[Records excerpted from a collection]
★ ★ ★ ★ ★ ★ ★

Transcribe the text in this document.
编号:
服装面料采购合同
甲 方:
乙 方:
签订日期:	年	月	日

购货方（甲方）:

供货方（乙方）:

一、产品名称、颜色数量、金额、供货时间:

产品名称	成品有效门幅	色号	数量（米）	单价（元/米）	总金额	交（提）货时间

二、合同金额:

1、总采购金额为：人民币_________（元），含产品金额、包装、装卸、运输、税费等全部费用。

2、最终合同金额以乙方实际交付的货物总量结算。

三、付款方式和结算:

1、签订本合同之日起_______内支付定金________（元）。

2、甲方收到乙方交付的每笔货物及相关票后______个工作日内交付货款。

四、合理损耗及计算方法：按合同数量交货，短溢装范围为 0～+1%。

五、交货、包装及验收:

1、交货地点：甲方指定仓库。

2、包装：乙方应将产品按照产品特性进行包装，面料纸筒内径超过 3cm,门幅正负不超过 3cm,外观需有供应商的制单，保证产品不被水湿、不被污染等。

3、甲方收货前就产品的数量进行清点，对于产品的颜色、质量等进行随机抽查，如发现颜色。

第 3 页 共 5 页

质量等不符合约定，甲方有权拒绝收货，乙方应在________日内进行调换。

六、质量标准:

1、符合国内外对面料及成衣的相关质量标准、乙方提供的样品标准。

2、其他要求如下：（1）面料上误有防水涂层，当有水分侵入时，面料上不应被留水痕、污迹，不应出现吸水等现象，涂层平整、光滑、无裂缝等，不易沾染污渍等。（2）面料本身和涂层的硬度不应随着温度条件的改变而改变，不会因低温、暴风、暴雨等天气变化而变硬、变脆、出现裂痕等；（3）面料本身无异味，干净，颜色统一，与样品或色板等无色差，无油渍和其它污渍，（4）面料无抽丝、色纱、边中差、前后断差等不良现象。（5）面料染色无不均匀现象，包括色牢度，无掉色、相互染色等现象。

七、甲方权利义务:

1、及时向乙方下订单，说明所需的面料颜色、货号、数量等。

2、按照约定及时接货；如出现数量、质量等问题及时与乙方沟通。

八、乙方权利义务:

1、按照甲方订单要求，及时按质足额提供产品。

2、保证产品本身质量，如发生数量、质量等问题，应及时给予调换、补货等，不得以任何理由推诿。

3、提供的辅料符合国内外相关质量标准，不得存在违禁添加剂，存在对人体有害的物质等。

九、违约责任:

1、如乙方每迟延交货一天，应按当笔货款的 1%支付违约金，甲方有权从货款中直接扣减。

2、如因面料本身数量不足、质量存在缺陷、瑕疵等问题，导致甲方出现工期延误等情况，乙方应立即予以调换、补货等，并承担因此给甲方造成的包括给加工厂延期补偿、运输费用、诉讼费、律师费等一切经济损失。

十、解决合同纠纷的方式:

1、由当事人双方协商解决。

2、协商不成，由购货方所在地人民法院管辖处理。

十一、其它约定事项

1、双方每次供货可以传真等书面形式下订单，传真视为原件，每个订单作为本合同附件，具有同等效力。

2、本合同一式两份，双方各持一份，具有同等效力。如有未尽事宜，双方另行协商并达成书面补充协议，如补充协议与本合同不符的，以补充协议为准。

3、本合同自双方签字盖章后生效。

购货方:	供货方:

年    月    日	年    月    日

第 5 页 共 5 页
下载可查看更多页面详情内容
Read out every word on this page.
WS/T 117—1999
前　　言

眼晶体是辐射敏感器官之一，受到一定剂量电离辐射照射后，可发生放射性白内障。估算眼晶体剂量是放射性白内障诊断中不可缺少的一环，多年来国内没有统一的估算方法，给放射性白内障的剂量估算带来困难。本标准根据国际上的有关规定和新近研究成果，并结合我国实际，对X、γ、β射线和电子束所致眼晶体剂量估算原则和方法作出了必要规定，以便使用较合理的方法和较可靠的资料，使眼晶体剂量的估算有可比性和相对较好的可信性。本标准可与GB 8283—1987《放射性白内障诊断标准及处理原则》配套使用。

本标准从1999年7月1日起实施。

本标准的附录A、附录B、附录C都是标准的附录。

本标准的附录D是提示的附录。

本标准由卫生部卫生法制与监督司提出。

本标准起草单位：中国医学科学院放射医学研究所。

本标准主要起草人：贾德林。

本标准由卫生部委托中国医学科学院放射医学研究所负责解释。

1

★ ★ ★ ★ ★ ★ ★

Take the listing above and write it out again exactly.

# Complete answer
Transcribe the text in this document.
编号:
服装面料采购合同
甲 方:
乙 方:
签订日期:	年	月	日

购货方（甲方）:

供货方（乙方）:

一、产品名称、颜色数量、金额、供货时间:

产品名称	成品有效门幅	色号	数量（米）	单价（元/米）	总金额	交（提）货时间

二、合同金额:

1、总采购金额为：人民币_________（元），含产品金额、包装、装卸、运输、税费等全部费用。

2、最终合同金额以乙方实际交付的货物总量结算。

三、付款方式和结算:

1、签订本合同之日起_______内支付定金________（元）。

2、甲方收到乙方交付的每笔货物及相关票后______个工作日内交付货款。

四、合理损耗及计算方法：按合同数量交货，短溢装范围为 0～+1%。

五、交货、包装及验收:

1、交货地点：甲方指定仓库。

2、包装：乙方应将产品按照产品特性进行包装，面料纸筒内径超过 3cm,门幅正负不超过 3cm,外观需有供应商的制单，保证产品不被水湿、不被污染等。

3、甲方收货前就产品的数量进行清点，对于产品的颜色、质量等进行随机抽查，如发现颜色。

第 3 页 共 5 页

质量等不符合约定，甲方有权拒绝收货，乙方应在________日内进行调换。

六、质量标准:

1、符合国内外对面料及成衣的相关质量标准、乙方提供的样品标准。

2、其他要求如下：（1）面料上误有防水涂层，当有水分侵入时，面料上不应被留水痕、污迹，不应出现吸水等现象，涂层平整、光滑、无裂缝等，不易沾染污渍等。（2）面料本身和涂层的硬度不应随着温度条件的改变而改变，不会因低温、暴风、暴雨等天气变化而变硬、变脆、出现裂痕等；（3）面料本身无异味，干净，颜色统一，与样品或色板等无色差，无油渍和其它污渍，（4）面料无抽丝、色纱、边中差、前后断差等不良现象。（5）面料染色无不均匀现象，包括色牢度，无掉色、相互染色等现象。

七、甲方权利义务:

1、及时向乙方下订单，说明所需的面料颜色、货号、数量等。

2、按照约定及时接货；如出现数量、质量等问题及时与乙方沟通。

八、乙方权利义务:

1、按照甲方订单要求，及时按质足额提供产品。

2、保证产品本身质量，如发生数量、质量等问题，应及时给予调换、补货等，不得以任何理由推诿。

3、提供的辅料符合国内外相关质量标准，不得存在违禁添加剂，存在对人体有害的物质等。

九、违约责任:

1、如乙方每迟延交货一天，应按当笔货款的 1%支付违约金，甲方有权从货款中直接扣减。

2、如因面料本身数量不足、质量存在缺陷、瑕疵等问题，导致甲方出现工期延误等情况，乙方应立即予以调换、补货等，并承担因此给甲方造成的包括给加工厂延期补偿、运输费用、诉讼费、律师费等一切经济损失。

十、解决合同纠纷的方式:

1、由当事人双方协商解决。

2、协商不成，由购货方所在地人民法院管辖处理。

十一、其它约定事项

1、双方每次供货可以传真等书面形式下订单，传真视为原件，每个订单作为本合同附件，具有同等效力。

2、本合同一式两份，双方各持一份，具有同等效力。如有未尽事宜，双方另行协商并达成书面补充协议，如补充协议与本合同不符的，以补充协议为准。

3、本合同自双方签字盖章后生效。

购货方:	供货方:

年    月    日	年    月    日

第 5 页 共 5 页
下载可查看更多页面详情内容
Read out every word on this page.
WS/T 117—1999
前　　言

眼晶体是辐射敏感器官之一，受到一定剂量电离辐射照射后，可发生放射性白内障。估算眼晶体剂量是放射性白内障诊断中不可缺少的一环，多年来国内没有统一的估算方法，给放射性白内障的剂量估算带来困难。本标准根据国际上的有关规定和新近研究成果，并结合我国实际，对X、γ、β射线和电子束所致眼晶体剂量估算原则和方法作出了必要规定，以便使用较合理的方法和较可靠的资料，使眼晶体剂量的估算有可比性和相对较好的可信性。本标准可与GB 8283—1987《放射性白内障诊断标准及处理原则》配套使用。

本标准从1999年7月1日起实施。

本标准的附录A、附录B、附录C都是标准的附录。

本标准的附录D是提示的附录。

本标准由卫生部卫生法制与监督司提出。

本标准起草单位：中国医学科学院放射医学研究所。

本标准主要起草人：贾德林。

本标准由卫生部委托中国医学科学院放射医学研究所负责解释。

1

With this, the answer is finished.